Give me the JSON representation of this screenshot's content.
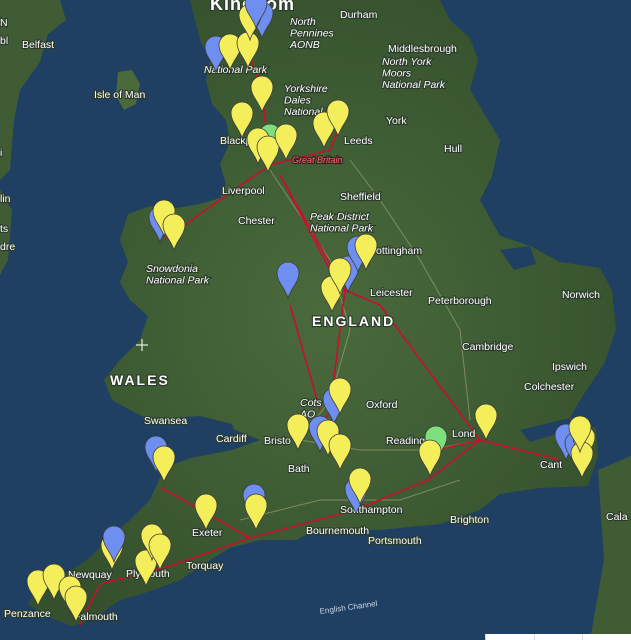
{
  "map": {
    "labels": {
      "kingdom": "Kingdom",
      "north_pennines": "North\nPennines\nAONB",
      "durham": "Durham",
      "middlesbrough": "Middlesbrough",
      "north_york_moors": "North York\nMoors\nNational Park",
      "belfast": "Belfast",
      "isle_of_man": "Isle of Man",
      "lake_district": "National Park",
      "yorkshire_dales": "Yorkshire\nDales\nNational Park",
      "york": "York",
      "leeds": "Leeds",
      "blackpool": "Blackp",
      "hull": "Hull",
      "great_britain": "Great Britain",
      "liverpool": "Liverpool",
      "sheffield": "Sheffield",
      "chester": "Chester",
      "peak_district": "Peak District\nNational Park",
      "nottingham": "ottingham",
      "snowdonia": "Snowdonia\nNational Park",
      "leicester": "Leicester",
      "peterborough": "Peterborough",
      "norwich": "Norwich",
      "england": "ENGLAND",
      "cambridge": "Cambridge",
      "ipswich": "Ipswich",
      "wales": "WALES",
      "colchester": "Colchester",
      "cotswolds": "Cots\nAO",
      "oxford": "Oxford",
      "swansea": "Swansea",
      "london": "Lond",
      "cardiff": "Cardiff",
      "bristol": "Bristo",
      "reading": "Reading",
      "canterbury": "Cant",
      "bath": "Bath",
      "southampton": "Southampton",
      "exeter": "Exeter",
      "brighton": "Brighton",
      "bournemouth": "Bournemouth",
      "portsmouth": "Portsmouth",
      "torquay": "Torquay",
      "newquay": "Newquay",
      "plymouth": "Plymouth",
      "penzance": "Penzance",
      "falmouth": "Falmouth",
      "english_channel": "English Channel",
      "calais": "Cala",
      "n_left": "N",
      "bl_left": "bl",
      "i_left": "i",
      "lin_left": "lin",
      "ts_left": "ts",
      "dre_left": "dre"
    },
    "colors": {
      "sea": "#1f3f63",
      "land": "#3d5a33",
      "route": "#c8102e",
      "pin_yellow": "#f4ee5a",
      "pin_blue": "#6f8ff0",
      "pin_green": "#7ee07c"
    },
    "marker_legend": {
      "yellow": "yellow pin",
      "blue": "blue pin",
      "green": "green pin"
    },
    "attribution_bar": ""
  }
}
* * * * *
Give back each entry exactly as it appears, with no pictures.

Give me the JSON representation of this screenshot's content.
{
  "map": {
    "labels": {
      "kingdom": "Kingdom",
      "north_pennines": "North\nPennines\nAONB",
      "durham": "Durham",
      "middlesbrough": "Middlesbrough",
      "north_york_moors": "North York\nMoors\nNational Park",
      "belfast": "Belfast",
      "isle_of_man": "Isle of Man",
      "lake_district": "National Park",
      "yorkshire_dales": "Yorkshire\nDales\nNational Park",
      "york": "York",
      "leeds": "Leeds",
      "blackpool": "Blackp",
      "hull": "Hull",
      "great_britain": "Great Britain",
      "liverpool": "Liverpool",
      "sheffield": "Sheffield",
      "chester": "Chester",
      "peak_district": "Peak District\nNational Park",
      "nottingham": "ottingham",
      "snowdonia": "Snowdonia\nNational Park",
      "leicester": "Leicester",
      "peterborough": "Peterborough",
      "norwich": "Norwich",
      "england": "ENGLAND",
      "cambridge": "Cambridge",
      "ipswich": "Ipswich",
      "wales": "WALES",
      "colchester": "Colchester",
      "cotswolds": "Cots\nAO",
      "oxford": "Oxford",
      "swansea": "Swansea",
      "london": "Lond",
      "cardiff": "Cardiff",
      "bristol": "Bristo",
      "reading": "Reading",
      "canterbury": "Cant",
      "bath": "Bath",
      "southampton": "Southampton",
      "exeter": "Exeter",
      "brighton": "Brighton",
      "bournemouth": "Bournemouth",
      "portsmouth": "Portsmouth",
      "torquay": "Torquay",
      "newquay": "Newquay",
      "plymouth": "Plymouth",
      "penzance": "Penzance",
      "falmouth": "Falmouth",
      "english_channel": "English Channel",
      "calais": "Cala",
      "n_left": "N",
      "bl_left": "bl",
      "i_left": "i",
      "lin_left": "lin",
      "ts_left": "ts",
      "dre_left": "dre"
    },
    "colors": {
      "sea": "#1f3f63",
      "land": "#3d5a33",
      "route": "#c8102e",
      "pin_yellow": "#f4ee5a",
      "pin_blue": "#6f8ff0",
      "pin_green": "#7ee07c"
    },
    "marker_legend": {
      "yellow": "yellow pin",
      "blue": "blue pin",
      "green": "green pin"
    },
    "attribution_bar": ""
  }
}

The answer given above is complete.